WRITTEN INSTRUCTION: Which lines below hold the word "this"? Copy all of them.

** start **

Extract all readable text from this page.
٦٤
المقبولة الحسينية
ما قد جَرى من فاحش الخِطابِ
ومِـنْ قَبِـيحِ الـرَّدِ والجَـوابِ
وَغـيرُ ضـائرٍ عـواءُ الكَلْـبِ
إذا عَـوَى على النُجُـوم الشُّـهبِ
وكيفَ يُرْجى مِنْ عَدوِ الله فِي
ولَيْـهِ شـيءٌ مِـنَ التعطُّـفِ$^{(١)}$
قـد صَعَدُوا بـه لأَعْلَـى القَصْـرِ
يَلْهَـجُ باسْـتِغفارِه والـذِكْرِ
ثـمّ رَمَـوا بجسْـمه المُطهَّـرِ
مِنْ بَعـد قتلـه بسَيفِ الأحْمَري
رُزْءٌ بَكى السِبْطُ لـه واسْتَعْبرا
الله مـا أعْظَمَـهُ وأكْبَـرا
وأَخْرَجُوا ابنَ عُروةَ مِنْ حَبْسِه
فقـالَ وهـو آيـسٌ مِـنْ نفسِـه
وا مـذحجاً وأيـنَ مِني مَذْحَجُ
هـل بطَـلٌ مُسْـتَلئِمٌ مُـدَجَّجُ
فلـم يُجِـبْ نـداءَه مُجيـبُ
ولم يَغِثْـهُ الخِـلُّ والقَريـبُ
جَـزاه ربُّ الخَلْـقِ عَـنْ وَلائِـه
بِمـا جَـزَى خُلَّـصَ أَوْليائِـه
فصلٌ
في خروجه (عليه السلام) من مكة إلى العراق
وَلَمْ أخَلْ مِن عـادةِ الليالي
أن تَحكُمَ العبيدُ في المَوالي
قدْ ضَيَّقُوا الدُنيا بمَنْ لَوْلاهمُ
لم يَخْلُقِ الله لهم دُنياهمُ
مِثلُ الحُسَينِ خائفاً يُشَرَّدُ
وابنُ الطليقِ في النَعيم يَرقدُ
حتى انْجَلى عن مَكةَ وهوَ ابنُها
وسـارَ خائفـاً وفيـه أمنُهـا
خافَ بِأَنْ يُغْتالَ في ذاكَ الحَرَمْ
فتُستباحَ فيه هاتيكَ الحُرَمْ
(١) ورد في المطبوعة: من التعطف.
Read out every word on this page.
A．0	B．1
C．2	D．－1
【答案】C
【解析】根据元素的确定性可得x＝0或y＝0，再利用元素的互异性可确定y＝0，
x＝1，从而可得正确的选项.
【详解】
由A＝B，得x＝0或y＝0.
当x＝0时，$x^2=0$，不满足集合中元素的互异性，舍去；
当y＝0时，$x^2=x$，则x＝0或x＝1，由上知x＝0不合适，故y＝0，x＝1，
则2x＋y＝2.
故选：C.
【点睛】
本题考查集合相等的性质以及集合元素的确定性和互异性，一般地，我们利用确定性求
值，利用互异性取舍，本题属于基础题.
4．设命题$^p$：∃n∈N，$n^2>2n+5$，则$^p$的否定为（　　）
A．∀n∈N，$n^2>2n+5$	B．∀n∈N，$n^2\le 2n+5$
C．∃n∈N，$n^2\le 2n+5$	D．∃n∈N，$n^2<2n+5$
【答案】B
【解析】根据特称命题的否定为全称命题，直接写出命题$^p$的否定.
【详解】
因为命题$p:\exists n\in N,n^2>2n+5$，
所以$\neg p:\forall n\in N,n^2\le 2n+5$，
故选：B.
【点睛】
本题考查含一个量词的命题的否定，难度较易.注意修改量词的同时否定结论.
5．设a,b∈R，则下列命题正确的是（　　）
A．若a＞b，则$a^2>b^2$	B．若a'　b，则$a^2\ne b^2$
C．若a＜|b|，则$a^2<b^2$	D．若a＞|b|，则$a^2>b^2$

** end **

FINAL RESULT:
Extract all readable text from this page.
Read out every word on this page.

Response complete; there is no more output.